---------- Extracted records ----------
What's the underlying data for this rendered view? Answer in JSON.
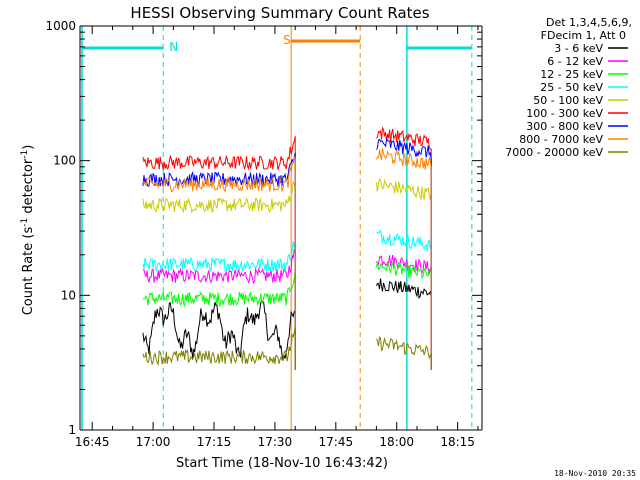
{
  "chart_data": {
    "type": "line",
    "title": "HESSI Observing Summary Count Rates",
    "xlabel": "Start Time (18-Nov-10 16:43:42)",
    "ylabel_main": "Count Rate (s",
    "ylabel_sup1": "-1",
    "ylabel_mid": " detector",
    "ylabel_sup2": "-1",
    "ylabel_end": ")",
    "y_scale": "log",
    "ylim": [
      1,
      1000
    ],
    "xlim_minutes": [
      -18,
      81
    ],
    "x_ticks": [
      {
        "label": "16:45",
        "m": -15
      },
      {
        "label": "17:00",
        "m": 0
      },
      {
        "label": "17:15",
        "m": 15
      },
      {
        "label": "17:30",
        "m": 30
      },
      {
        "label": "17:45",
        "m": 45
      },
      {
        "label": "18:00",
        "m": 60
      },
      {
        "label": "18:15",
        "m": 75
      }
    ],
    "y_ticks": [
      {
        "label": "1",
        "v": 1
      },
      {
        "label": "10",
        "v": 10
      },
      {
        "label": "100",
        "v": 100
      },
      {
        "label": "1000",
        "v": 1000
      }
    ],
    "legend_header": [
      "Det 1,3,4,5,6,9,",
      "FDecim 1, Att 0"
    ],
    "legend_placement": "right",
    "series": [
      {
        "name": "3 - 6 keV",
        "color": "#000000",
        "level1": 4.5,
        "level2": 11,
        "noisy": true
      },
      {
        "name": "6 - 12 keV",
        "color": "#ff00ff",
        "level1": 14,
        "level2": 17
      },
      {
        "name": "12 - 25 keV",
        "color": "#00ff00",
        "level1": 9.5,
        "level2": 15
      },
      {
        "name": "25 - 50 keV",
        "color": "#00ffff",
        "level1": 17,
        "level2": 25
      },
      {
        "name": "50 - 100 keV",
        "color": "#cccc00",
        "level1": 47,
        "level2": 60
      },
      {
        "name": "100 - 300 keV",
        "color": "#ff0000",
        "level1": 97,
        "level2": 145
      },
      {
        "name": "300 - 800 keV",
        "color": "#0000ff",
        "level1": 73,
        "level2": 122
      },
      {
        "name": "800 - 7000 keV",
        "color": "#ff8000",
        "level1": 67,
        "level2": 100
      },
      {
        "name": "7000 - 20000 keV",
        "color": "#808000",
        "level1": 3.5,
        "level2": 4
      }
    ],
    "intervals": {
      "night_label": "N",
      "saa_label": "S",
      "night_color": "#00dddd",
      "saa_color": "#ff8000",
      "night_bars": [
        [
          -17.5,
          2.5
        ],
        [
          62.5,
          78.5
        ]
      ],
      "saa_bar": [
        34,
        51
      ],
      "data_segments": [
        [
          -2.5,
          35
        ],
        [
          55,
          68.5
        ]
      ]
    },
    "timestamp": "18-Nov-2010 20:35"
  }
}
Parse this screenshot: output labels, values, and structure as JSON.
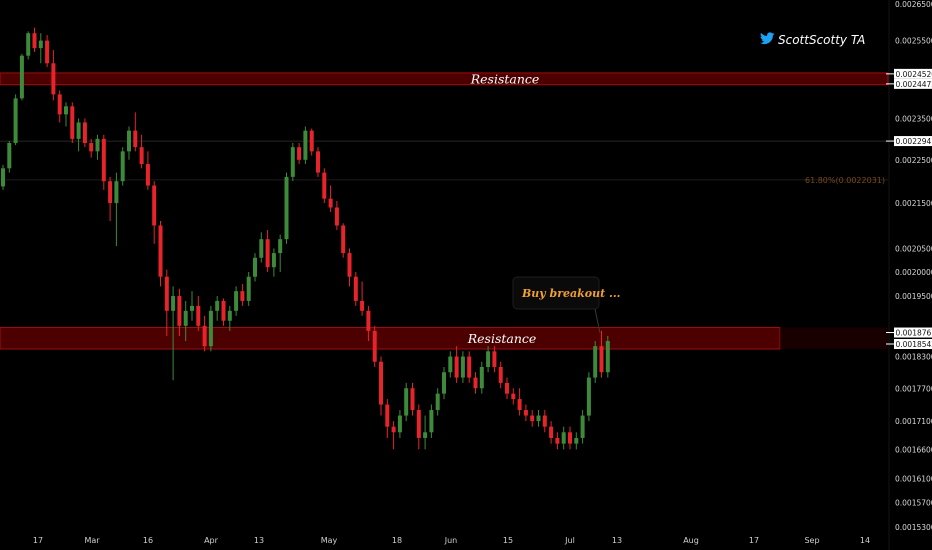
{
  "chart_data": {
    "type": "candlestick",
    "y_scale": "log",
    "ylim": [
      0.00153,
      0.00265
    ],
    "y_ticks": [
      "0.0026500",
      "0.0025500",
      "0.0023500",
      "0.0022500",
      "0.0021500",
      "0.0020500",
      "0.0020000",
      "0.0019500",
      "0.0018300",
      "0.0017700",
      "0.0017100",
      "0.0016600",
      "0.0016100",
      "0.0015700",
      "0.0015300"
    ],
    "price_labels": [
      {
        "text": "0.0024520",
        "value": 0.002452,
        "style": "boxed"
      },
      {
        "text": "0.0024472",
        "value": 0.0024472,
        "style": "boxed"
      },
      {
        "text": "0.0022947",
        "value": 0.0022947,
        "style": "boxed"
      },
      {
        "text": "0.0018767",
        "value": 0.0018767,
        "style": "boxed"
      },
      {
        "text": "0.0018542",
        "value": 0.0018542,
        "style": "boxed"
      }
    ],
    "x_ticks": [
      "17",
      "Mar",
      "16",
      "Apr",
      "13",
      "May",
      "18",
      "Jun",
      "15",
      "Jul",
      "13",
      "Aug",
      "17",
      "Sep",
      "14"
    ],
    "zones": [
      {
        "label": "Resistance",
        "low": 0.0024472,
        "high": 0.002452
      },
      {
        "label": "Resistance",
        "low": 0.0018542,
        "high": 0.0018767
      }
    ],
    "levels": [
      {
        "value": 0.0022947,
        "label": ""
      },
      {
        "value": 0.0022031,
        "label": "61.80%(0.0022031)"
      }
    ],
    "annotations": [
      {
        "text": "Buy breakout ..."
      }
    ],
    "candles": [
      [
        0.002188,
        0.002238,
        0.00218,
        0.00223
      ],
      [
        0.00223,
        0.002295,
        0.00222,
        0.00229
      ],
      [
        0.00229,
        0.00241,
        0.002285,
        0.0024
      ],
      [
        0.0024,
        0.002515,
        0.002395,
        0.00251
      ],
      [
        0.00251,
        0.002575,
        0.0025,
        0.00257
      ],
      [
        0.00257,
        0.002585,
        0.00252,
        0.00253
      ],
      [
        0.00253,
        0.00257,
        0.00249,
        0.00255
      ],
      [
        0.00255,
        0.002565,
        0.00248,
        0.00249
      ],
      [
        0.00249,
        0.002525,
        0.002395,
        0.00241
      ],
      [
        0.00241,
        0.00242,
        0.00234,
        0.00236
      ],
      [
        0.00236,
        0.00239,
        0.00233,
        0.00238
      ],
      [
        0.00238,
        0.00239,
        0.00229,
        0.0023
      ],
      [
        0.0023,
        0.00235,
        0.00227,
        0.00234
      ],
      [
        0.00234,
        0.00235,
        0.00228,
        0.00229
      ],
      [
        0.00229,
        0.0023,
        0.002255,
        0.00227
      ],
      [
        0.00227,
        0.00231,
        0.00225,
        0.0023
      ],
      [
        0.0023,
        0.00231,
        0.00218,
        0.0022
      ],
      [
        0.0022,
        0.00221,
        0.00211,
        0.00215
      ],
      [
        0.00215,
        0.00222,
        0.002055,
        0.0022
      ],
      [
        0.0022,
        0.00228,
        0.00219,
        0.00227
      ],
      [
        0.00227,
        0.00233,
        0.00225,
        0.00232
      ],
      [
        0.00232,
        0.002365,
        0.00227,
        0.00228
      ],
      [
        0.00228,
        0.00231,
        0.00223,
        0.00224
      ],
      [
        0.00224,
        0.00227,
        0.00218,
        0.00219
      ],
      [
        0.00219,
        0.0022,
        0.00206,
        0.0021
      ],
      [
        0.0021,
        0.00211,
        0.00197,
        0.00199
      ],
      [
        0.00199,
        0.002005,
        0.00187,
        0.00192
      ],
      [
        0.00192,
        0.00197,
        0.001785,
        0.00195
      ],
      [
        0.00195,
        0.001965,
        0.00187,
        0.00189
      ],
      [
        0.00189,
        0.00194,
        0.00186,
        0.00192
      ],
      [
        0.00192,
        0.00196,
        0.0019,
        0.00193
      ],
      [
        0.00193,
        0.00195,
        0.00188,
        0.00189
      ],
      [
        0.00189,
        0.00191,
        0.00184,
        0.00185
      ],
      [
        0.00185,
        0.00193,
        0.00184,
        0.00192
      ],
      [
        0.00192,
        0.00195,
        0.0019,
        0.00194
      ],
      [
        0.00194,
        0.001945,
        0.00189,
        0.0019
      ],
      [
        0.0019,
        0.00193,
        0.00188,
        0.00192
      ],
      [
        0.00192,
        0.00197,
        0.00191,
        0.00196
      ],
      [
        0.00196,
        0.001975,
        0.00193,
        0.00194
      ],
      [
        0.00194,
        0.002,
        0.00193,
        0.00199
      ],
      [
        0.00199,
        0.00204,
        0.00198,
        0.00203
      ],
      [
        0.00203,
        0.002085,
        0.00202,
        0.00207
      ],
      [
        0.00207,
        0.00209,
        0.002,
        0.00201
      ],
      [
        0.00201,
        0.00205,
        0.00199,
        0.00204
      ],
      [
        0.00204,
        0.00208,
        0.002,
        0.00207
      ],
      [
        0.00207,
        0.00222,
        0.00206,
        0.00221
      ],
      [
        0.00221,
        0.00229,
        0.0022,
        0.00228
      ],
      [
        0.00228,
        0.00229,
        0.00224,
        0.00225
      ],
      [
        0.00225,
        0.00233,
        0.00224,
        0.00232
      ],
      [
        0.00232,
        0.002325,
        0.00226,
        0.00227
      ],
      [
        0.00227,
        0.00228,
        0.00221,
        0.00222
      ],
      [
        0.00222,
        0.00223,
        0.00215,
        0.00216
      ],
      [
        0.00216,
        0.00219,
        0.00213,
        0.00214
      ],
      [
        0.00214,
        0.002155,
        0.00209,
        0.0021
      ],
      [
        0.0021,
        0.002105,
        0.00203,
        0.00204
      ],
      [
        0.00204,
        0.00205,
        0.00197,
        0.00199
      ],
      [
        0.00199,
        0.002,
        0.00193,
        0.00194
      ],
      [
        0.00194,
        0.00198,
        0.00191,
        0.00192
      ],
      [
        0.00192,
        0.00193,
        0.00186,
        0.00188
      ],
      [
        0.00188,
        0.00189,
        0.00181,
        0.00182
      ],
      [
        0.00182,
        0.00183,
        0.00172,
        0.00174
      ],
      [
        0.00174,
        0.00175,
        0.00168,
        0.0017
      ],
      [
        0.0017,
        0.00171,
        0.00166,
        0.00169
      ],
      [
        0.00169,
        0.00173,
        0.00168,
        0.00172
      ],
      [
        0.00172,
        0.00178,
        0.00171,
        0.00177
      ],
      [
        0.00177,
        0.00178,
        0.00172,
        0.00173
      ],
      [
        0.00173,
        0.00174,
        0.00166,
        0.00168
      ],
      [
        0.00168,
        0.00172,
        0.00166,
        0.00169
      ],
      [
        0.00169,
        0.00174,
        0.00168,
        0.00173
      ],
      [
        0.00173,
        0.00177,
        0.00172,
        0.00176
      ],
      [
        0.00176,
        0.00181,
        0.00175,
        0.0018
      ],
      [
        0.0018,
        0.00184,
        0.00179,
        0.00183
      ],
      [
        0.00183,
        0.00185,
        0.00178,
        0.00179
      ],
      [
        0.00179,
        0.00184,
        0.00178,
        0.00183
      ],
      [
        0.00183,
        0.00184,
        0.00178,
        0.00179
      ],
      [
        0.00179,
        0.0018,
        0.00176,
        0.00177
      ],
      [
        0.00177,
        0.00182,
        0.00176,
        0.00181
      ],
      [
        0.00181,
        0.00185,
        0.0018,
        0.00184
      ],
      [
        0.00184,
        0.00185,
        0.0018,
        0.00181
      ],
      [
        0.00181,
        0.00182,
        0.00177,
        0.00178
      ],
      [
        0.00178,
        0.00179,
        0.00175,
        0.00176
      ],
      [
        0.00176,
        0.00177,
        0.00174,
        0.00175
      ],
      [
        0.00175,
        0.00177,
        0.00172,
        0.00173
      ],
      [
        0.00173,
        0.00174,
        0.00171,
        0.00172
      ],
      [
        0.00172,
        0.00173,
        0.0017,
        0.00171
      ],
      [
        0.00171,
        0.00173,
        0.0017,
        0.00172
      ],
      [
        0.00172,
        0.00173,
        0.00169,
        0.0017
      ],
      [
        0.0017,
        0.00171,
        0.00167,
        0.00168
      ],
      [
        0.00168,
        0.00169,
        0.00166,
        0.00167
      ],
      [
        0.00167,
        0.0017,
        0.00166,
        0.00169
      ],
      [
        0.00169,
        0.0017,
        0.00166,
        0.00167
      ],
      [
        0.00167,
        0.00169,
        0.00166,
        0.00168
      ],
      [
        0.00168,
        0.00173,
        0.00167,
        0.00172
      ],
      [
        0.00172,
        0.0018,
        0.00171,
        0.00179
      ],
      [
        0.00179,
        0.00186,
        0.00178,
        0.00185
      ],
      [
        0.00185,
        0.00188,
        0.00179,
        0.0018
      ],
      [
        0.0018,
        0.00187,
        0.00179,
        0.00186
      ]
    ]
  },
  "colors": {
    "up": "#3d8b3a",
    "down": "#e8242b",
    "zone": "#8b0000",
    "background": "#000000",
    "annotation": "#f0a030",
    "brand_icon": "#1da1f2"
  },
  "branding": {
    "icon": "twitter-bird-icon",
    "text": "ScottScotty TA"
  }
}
----------
_Task prompt_: Go through the listing above and list every line that has the word "JSON".

_Response to this task_:
What's the underlying data for this rendered view? Answer in JSON.
Parse this screenshot: output labels, values, and structure as JSON.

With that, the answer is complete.